* Tujuan Latihan *
Tulis ulang semua item di bawah ini baris demi baris tanpa mengubah satu karakter pun. Gambar tidak perlu dimasukkan ke dalam jawaban.

* Bahan Tugas *
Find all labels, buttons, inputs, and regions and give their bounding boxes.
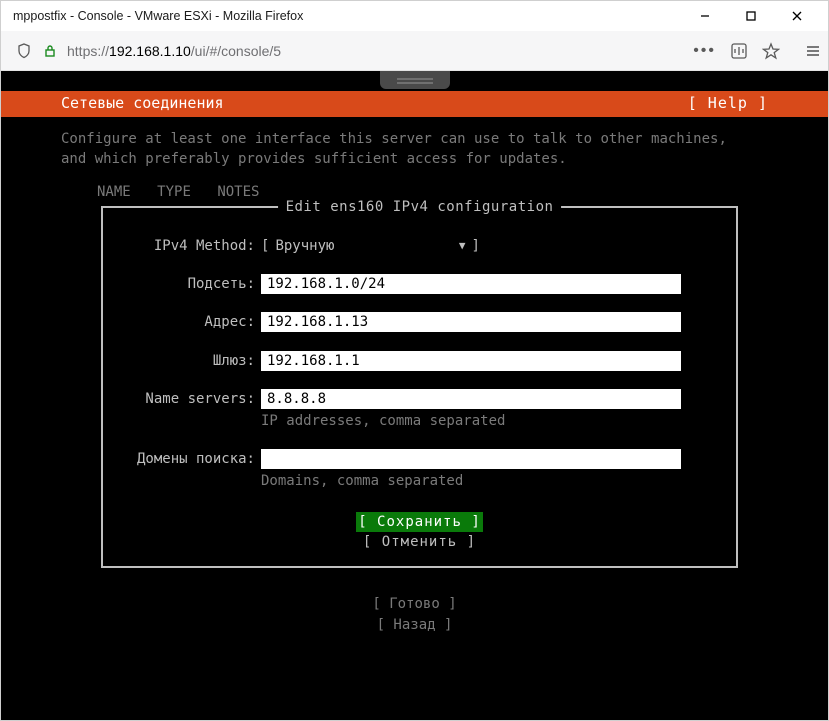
ipv4-config-dialog: Edit ens160 IPv4 configuration IPv4 Meth… bbox=[101, 206, 738, 568]
done-button[interactable]: [ Готово ] bbox=[372, 596, 456, 612]
searchdomains-input[interactable] bbox=[261, 449, 681, 469]
col-name: NAME bbox=[97, 184, 131, 200]
method-dropdown[interactable]: [ Вручную▼ ] bbox=[261, 236, 718, 256]
subnet-label: Подсеть: bbox=[121, 274, 261, 294]
gateway-label: Шлюз: bbox=[121, 351, 261, 371]
address-bar[interactable]: https://192.168.1.10/ui/#/console/5 bbox=[7, 35, 685, 67]
address-label: Адрес: bbox=[121, 312, 261, 332]
console-tab-handle[interactable] bbox=[380, 71, 450, 89]
bookmark-star-icon[interactable] bbox=[762, 42, 780, 60]
gateway-input[interactable]: 192.168.1.1 bbox=[261, 351, 681, 371]
chevron-down-icon: ▼ bbox=[459, 238, 466, 254]
cancel-button[interactable]: [ Отменить ] bbox=[363, 532, 476, 552]
method-value: Вручную bbox=[275, 236, 334, 256]
url-host: 192.168.1.10 bbox=[109, 43, 191, 59]
window-maximize-button[interactable] bbox=[728, 1, 774, 31]
subnet-input[interactable]: 192.168.1.0/24 bbox=[261, 274, 681, 294]
browser-toolbar: https://192.168.1.10/ui/#/console/5 ••• bbox=[1, 31, 828, 71]
vm-console[interactable]: Сетевые соединения [ Help ] Configure at… bbox=[1, 71, 828, 720]
tui-header-title: Сетевые соединения bbox=[61, 93, 688, 115]
hamburger-menu-icon[interactable] bbox=[804, 42, 822, 60]
help-button[interactable]: [ Help ] bbox=[688, 93, 768, 115]
col-type: TYPE bbox=[157, 184, 191, 200]
lock-icon bbox=[41, 42, 59, 60]
footer-buttons: [ Готово ] [ Назад ] bbox=[1, 594, 828, 635]
back-button[interactable]: [ Назад ] bbox=[377, 617, 453, 633]
url-prefix: https:// bbox=[67, 43, 109, 59]
searchdomains-hint: Domains, comma separated bbox=[261, 471, 718, 491]
tui-header: Сетевые соединения [ Help ] bbox=[1, 91, 828, 117]
method-label: IPv4 Method: bbox=[121, 236, 261, 256]
url-text: https://192.168.1.10/ui/#/console/5 bbox=[67, 43, 281, 59]
window-title: mppostfix - Console - VMware ESXi - Mozi… bbox=[9, 9, 682, 23]
window-minimize-button[interactable] bbox=[682, 1, 728, 31]
save-button[interactable]: [ Сохранить ] bbox=[356, 512, 483, 532]
searchdomains-label: Домены поиска: bbox=[121, 449, 261, 469]
nameservers-input[interactable]: 8.8.8.8 bbox=[261, 389, 681, 409]
nameservers-hint: IP addresses, comma separated bbox=[261, 411, 718, 431]
nameservers-label: Name servers: bbox=[121, 389, 261, 409]
reader-mode-icon[interactable] bbox=[730, 42, 748, 60]
dialog-title: Edit ens160 IPv4 configuration bbox=[278, 197, 562, 217]
page-actions-icon[interactable]: ••• bbox=[693, 42, 716, 60]
url-path: /ui/#/console/5 bbox=[191, 43, 281, 59]
address-input[interactable]: 192.168.1.13 bbox=[261, 312, 681, 332]
window-close-button[interactable] bbox=[774, 1, 820, 31]
col-notes: NOTES bbox=[217, 184, 259, 200]
shield-icon bbox=[15, 42, 33, 60]
tui-description: Configure at least one interface this se… bbox=[1, 117, 828, 176]
window-titlebar: mppostfix - Console - VMware ESXi - Mozi… bbox=[1, 1, 828, 31]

* Jawaban Latihan *
Find all labels, buttons, inputs, and regions and give their bounding boxes.
ipv4-config-dialog: Edit ens160 IPv4 configuration IPv4 Meth… bbox=[101, 206, 738, 568]
done-button[interactable]: [ Готово ] bbox=[372, 596, 456, 612]
searchdomains-input[interactable] bbox=[261, 449, 681, 469]
col-name: NAME bbox=[97, 184, 131, 200]
method-dropdown[interactable]: [ Вручную▼ ] bbox=[261, 236, 718, 256]
subnet-label: Подсеть: bbox=[121, 274, 261, 294]
gateway-label: Шлюз: bbox=[121, 351, 261, 371]
address-bar[interactable]: https://192.168.1.10/ui/#/console/5 bbox=[7, 35, 685, 67]
address-label: Адрес: bbox=[121, 312, 261, 332]
console-tab-handle[interactable] bbox=[380, 71, 450, 89]
bookmark-star-icon[interactable] bbox=[762, 42, 780, 60]
gateway-input[interactable]: 192.168.1.1 bbox=[261, 351, 681, 371]
chevron-down-icon: ▼ bbox=[459, 238, 466, 254]
cancel-button[interactable]: [ Отменить ] bbox=[363, 532, 476, 552]
method-value: Вручную bbox=[275, 236, 334, 256]
url-host: 192.168.1.10 bbox=[109, 43, 191, 59]
window-maximize-button[interactable] bbox=[728, 1, 774, 31]
subnet-input[interactable]: 192.168.1.0/24 bbox=[261, 274, 681, 294]
browser-toolbar: https://192.168.1.10/ui/#/console/5 ••• bbox=[1, 31, 828, 71]
vm-console[interactable]: Сетевые соединения [ Help ] Configure at… bbox=[1, 71, 828, 720]
tui-header-title: Сетевые соединения bbox=[61, 93, 688, 115]
hamburger-menu-icon[interactable] bbox=[804, 42, 822, 60]
help-button[interactable]: [ Help ] bbox=[688, 93, 768, 115]
col-type: TYPE bbox=[157, 184, 191, 200]
lock-icon bbox=[41, 42, 59, 60]
footer-buttons: [ Готово ] [ Назад ] bbox=[1, 594, 828, 635]
back-button[interactable]: [ Назад ] bbox=[377, 617, 453, 633]
url-prefix: https:// bbox=[67, 43, 109, 59]
searchdomains-hint: Domains, comma separated bbox=[261, 471, 718, 491]
tui-header: Сетевые соединения [ Help ] bbox=[1, 91, 828, 117]
method-label: IPv4 Method: bbox=[121, 236, 261, 256]
url-text: https://192.168.1.10/ui/#/console/5 bbox=[67, 43, 281, 59]
window-title: mppostfix - Console - VMware ESXi - Mozi… bbox=[9, 9, 682, 23]
window-minimize-button[interactable] bbox=[682, 1, 728, 31]
save-button[interactable]: [ Сохранить ] bbox=[356, 512, 483, 532]
searchdomains-label: Домены поиска: bbox=[121, 449, 261, 469]
nameservers-input[interactable]: 8.8.8.8 bbox=[261, 389, 681, 409]
nameservers-hint: IP addresses, comma separated bbox=[261, 411, 718, 431]
nameservers-label: Name servers: bbox=[121, 389, 261, 409]
reader-mode-icon[interactable] bbox=[730, 42, 748, 60]
dialog-title: Edit ens160 IPv4 configuration bbox=[278, 197, 562, 217]
page-actions-icon[interactable]: ••• bbox=[693, 42, 716, 60]
url-path: /ui/#/console/5 bbox=[191, 43, 281, 59]
address-input[interactable]: 192.168.1.13 bbox=[261, 312, 681, 332]
window-close-button[interactable] bbox=[774, 1, 820, 31]
col-notes: NOTES bbox=[217, 184, 259, 200]
shield-icon bbox=[15, 42, 33, 60]
tui-description: Configure at least one interface this se… bbox=[1, 117, 828, 176]
window-titlebar: mppostfix - Console - VMware ESXi - Mozi… bbox=[1, 1, 828, 31]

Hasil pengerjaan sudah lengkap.